Which lines have the string "document"? Copy all of them from the entries below.

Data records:
● ● ● ● ● ● ●

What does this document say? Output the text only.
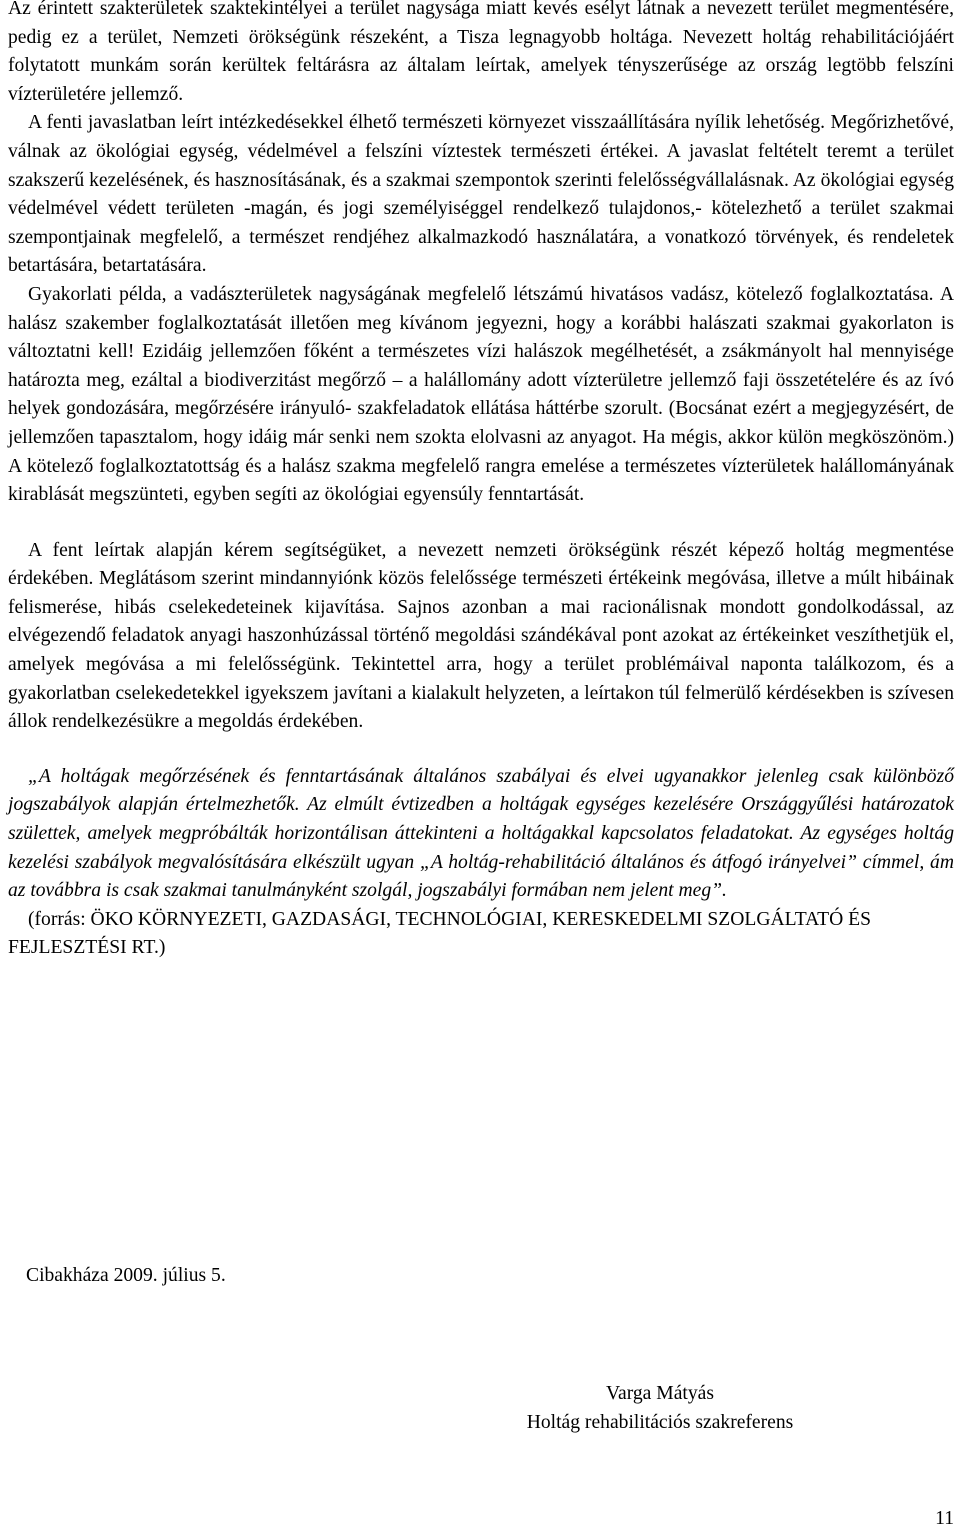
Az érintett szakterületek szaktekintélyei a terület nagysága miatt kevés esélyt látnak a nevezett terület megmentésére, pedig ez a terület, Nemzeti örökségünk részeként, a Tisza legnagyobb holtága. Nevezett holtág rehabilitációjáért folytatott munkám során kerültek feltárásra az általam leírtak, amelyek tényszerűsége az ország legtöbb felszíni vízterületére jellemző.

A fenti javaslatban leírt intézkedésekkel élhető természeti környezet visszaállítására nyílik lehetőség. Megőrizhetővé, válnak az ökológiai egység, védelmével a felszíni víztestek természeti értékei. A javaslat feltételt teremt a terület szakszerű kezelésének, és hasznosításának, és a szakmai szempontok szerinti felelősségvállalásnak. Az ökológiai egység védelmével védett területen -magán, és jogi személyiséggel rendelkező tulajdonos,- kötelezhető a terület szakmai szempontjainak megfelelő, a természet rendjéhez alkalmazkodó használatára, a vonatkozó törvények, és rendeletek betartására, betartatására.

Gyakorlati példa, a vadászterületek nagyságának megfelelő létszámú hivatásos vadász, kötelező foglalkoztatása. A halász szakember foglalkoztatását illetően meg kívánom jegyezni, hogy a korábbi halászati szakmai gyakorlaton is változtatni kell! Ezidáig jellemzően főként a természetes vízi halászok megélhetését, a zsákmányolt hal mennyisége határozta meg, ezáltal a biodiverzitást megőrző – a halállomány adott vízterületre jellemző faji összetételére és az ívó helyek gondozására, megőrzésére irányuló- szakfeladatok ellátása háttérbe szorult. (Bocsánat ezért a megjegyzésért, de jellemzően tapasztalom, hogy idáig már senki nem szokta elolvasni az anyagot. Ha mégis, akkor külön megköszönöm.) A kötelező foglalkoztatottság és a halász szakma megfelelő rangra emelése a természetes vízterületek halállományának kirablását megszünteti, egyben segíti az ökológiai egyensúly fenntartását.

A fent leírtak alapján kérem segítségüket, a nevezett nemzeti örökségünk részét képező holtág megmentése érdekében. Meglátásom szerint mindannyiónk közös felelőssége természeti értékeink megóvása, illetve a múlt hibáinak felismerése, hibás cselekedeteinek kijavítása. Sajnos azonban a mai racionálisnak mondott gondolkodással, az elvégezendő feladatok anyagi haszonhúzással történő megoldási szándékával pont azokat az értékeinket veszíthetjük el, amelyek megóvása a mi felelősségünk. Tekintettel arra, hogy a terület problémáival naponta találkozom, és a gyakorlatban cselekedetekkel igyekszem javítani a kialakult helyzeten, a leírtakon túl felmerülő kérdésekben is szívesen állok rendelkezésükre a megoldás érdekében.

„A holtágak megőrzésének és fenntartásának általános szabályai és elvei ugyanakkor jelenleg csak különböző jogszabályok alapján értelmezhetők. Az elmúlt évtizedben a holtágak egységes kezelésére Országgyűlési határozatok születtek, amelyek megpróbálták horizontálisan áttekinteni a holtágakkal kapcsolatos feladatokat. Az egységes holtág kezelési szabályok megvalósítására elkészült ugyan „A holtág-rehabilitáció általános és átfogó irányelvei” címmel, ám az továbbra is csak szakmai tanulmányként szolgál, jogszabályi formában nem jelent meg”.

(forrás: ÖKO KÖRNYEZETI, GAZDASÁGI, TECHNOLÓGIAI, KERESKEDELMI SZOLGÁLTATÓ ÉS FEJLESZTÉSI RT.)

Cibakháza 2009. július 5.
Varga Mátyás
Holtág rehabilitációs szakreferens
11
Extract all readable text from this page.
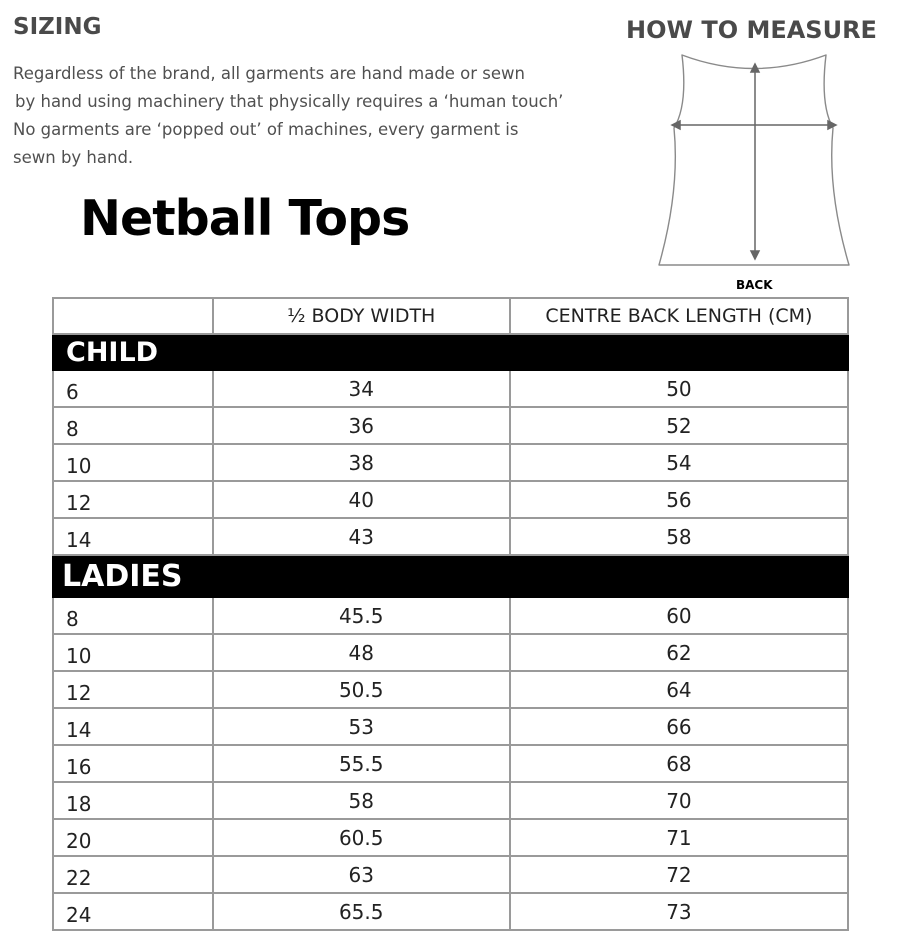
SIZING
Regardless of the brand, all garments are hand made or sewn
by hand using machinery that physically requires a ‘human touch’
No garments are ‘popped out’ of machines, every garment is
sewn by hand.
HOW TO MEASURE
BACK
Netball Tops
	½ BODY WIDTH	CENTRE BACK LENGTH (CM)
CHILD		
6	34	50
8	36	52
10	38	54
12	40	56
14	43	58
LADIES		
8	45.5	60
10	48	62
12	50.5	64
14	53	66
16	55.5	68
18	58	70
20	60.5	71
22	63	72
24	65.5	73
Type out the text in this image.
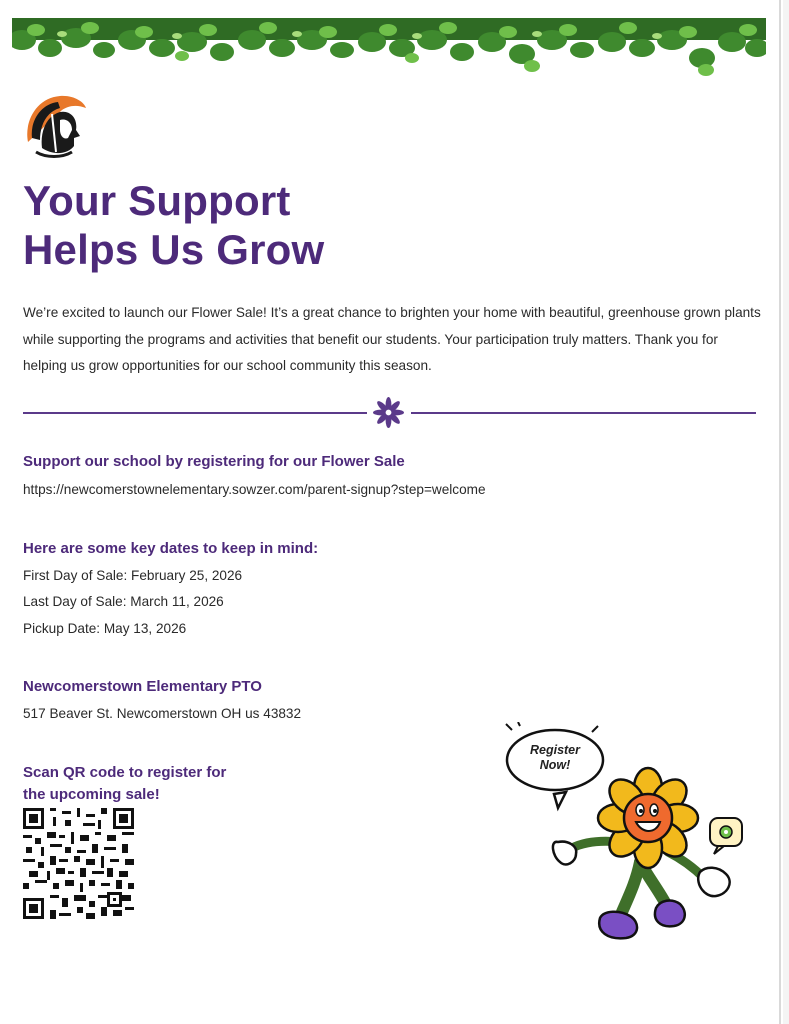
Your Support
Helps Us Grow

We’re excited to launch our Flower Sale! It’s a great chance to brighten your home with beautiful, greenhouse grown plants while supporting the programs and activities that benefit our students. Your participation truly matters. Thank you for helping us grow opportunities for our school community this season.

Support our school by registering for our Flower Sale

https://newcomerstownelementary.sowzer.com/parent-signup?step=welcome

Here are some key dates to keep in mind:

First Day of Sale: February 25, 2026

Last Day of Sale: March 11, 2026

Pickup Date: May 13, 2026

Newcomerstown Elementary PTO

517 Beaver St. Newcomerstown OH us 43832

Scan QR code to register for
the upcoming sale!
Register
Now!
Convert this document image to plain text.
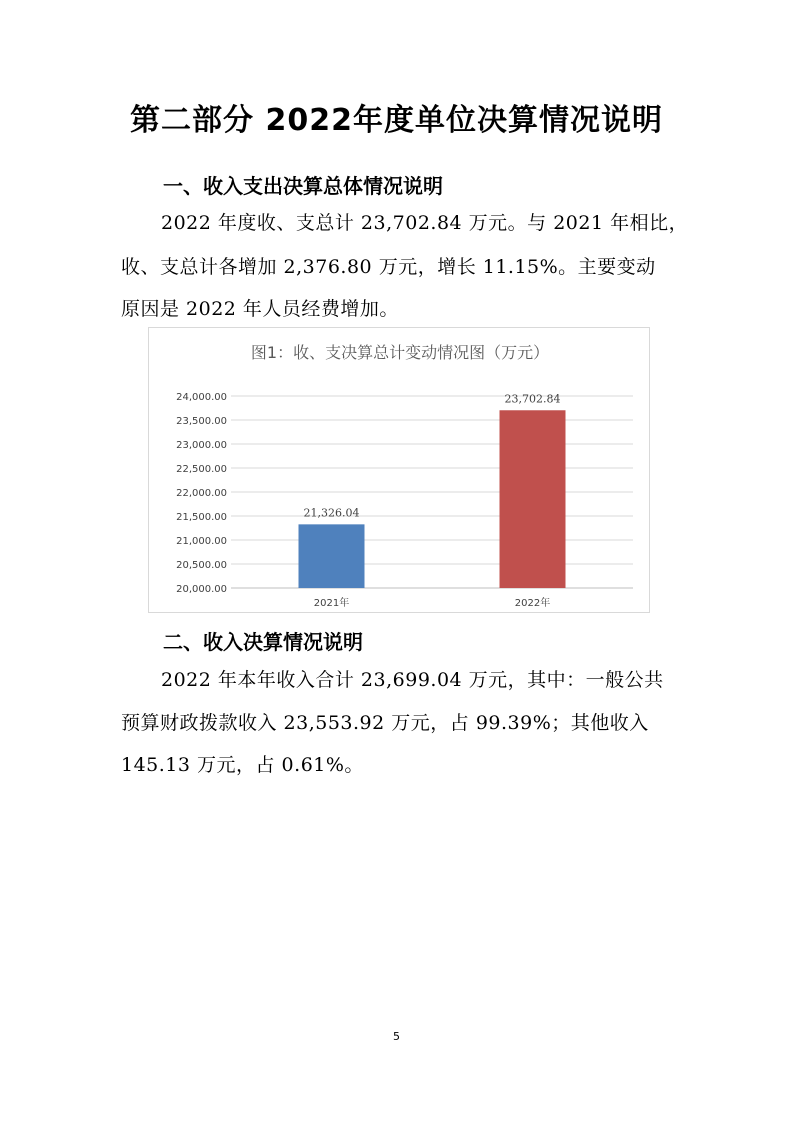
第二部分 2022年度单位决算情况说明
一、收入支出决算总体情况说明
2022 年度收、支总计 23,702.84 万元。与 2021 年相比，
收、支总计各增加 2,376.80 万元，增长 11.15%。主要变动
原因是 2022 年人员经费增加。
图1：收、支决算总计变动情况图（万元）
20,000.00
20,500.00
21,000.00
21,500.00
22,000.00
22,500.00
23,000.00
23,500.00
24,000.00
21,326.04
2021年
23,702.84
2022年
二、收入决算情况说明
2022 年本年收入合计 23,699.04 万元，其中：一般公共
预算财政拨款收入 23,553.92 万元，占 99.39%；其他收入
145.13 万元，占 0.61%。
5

● ● ● ● ● ● ●

Final answer:
What does this document say? Output the text only.
Convert this document image to plain text.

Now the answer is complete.